DOCUMENT TEXT:
◆ ◆ ◆
# Stain Maple to look like Cherry? NGR Maybe?



## AUFAITHFUL (Nov 30, 2009)

I am trying to stain a maple bench to match my existing bedroom furniture, which is of course, cherry.

I have used some NGR Dye in the past, but I'm not seeing the same results. Some grain is coloring white, and I'm not really getting a good cover just yet.

Let me build a foundation here to let all know that I know abolutely nothing about staining or finishing wood. It's all trial and error so far, mostly errors.

The cherry furniture is store bought and looks store bought. I wanted to try to achieve the same results, but the wood is just not taking the stain. Have I over sanded?

Some good links or referrence material would be a great help.:cray:


----------



## anotherBob (Oct 28, 2009)

Google for cherry analine dye here. I've had good luck with analine dye on maple in the past, then topcoat with your desired finish, poly, shellac, etc.


----------



## BigJimAK (Mar 13, 2009)

Marshall,

Hopefully Jerry Mayfield will pop in and give you some direct advice but if you're looking for an excellent book on finishing (including NGE dyes) I recommend two books. The first is Bob Flexner's "Understanding Wood Finishing". It is available on Amazon at

Amazon.com: Understanding Wood Finishing: How to Select and Apply the Right Finish (9780762106219): Bob Flexner: Books

though I picked up mine while browsing at Barnes & Noble.
◆ ◆ ◆
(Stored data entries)
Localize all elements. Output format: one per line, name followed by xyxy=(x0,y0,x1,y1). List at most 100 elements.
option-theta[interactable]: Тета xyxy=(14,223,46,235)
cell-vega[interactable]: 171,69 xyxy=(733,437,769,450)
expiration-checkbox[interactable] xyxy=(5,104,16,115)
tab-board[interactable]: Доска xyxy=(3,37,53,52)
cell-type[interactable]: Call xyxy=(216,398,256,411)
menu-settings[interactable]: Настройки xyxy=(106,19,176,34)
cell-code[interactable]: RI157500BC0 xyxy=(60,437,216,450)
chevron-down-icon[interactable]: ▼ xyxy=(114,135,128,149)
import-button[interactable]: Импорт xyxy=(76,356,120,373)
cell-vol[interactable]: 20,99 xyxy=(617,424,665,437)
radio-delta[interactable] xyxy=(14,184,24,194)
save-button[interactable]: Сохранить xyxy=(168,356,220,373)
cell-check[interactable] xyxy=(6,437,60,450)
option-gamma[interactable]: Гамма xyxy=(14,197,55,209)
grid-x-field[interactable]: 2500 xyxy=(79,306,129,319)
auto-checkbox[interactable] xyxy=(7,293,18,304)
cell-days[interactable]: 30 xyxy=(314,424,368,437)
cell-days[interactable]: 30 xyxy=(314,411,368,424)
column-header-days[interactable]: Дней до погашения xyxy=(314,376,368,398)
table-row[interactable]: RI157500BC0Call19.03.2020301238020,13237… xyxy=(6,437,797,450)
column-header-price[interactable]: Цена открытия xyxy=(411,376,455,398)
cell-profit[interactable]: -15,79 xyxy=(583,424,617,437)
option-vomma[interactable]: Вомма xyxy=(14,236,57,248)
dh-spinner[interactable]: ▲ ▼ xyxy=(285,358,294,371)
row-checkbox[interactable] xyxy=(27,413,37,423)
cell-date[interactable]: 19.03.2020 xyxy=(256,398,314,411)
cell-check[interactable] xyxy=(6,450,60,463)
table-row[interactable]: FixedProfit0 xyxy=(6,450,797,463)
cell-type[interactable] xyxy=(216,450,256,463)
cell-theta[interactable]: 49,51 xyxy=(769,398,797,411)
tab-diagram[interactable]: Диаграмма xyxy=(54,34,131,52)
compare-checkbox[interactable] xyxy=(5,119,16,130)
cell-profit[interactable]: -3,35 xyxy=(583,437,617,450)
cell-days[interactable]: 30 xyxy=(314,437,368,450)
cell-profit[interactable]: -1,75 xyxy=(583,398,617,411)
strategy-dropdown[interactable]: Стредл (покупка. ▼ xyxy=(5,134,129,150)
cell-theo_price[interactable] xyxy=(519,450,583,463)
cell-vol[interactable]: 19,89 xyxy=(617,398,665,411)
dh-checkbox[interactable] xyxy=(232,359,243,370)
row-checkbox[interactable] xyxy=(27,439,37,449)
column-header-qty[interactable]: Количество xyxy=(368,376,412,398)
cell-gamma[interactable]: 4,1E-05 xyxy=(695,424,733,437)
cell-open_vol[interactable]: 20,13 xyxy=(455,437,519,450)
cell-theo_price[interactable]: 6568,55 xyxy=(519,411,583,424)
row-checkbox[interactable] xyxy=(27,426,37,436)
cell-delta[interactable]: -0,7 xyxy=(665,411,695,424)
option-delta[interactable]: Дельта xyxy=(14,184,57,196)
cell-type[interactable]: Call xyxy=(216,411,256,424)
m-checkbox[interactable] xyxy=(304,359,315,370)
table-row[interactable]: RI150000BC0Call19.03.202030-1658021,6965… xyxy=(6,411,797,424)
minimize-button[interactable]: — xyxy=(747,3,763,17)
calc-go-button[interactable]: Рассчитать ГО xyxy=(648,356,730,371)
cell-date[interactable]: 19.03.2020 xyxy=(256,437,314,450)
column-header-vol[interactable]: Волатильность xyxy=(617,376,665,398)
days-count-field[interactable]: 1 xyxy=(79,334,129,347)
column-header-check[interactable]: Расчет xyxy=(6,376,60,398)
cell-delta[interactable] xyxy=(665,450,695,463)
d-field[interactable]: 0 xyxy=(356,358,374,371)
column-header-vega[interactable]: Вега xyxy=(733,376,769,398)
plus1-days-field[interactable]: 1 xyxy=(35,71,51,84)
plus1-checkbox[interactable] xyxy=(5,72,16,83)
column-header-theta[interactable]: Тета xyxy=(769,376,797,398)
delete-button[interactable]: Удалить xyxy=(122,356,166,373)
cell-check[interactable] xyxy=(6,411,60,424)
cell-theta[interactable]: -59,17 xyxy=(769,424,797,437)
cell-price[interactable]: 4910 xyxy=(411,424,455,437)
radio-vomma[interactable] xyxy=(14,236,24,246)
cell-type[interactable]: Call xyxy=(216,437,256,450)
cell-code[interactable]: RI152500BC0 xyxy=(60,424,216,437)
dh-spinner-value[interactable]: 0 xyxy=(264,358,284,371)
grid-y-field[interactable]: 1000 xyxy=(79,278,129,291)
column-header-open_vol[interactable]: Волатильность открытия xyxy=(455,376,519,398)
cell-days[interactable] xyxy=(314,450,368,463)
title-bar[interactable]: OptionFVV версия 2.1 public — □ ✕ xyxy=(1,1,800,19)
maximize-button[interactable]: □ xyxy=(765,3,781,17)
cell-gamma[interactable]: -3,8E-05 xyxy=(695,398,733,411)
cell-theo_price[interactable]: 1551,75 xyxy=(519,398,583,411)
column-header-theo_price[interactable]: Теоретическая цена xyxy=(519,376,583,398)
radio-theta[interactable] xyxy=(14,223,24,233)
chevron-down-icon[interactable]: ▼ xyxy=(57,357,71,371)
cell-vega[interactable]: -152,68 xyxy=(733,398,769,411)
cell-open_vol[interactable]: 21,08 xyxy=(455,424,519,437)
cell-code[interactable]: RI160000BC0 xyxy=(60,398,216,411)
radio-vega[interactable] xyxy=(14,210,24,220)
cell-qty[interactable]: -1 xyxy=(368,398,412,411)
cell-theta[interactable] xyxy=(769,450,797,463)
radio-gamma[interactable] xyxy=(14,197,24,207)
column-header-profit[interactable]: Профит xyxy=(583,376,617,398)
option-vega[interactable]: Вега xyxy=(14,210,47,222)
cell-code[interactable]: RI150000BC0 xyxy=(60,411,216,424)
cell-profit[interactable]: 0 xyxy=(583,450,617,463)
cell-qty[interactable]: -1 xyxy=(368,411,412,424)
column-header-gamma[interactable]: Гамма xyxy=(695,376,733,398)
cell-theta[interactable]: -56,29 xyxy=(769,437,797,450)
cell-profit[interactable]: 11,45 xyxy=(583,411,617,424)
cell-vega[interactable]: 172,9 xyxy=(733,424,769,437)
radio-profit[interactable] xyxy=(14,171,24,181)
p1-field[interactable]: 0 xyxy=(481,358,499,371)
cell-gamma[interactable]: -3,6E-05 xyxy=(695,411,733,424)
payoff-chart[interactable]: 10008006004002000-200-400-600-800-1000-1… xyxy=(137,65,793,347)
◆ ◆ ◆
TASKS:
**1)** In the staining thread, what reason does anotherBob give for suggesting cherry aniline dye for the maple bench?
**2)** List the usernames of everyone who posted in the staining thread.

SOLUTIONS TO THE TASKS:
**1)** anotherBob has had good luck with aniline dye on maple in the past.

**2)**
- AUFAITHFUL
- anotherBob
- BigJimAK